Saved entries
-- Start --

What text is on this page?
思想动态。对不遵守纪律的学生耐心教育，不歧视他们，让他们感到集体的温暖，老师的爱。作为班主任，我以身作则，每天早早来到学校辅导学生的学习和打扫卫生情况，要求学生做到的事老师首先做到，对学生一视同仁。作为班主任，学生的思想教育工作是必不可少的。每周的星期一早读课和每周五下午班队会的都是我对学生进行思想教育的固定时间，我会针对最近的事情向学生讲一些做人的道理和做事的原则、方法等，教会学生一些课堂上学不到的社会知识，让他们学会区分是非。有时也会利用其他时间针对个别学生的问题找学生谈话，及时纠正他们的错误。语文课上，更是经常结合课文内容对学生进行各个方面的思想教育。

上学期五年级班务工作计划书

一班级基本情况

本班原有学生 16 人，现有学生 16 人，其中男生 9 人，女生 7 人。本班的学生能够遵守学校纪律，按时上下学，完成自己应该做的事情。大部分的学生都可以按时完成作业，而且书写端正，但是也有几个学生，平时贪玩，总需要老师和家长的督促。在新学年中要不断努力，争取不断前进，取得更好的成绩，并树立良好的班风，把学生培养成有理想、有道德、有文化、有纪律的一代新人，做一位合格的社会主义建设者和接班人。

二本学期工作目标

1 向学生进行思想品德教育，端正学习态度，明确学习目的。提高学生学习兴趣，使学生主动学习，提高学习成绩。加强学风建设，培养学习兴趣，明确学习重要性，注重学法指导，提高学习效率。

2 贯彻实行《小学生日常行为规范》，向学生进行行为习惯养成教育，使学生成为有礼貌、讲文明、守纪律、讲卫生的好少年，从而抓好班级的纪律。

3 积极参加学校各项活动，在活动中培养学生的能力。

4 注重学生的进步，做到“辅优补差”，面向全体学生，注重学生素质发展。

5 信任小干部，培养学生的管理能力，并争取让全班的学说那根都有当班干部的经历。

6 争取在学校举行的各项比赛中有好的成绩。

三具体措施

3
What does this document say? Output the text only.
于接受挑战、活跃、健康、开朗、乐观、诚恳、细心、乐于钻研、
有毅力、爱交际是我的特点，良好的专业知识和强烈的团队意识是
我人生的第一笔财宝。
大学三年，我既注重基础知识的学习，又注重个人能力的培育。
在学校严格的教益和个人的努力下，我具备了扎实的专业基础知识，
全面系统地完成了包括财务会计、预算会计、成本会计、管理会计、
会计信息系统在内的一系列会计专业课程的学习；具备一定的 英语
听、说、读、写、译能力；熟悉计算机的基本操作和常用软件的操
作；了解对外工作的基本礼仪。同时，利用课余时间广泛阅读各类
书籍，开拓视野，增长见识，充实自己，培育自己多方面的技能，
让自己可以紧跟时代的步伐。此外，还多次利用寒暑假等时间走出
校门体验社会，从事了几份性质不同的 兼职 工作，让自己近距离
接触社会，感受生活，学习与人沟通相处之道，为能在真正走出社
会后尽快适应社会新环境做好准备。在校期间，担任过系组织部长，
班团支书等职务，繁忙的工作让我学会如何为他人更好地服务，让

-- End --

Find each line that has the word "text", then copy it out.

What text is on this page?
What does this document say? Output the text only.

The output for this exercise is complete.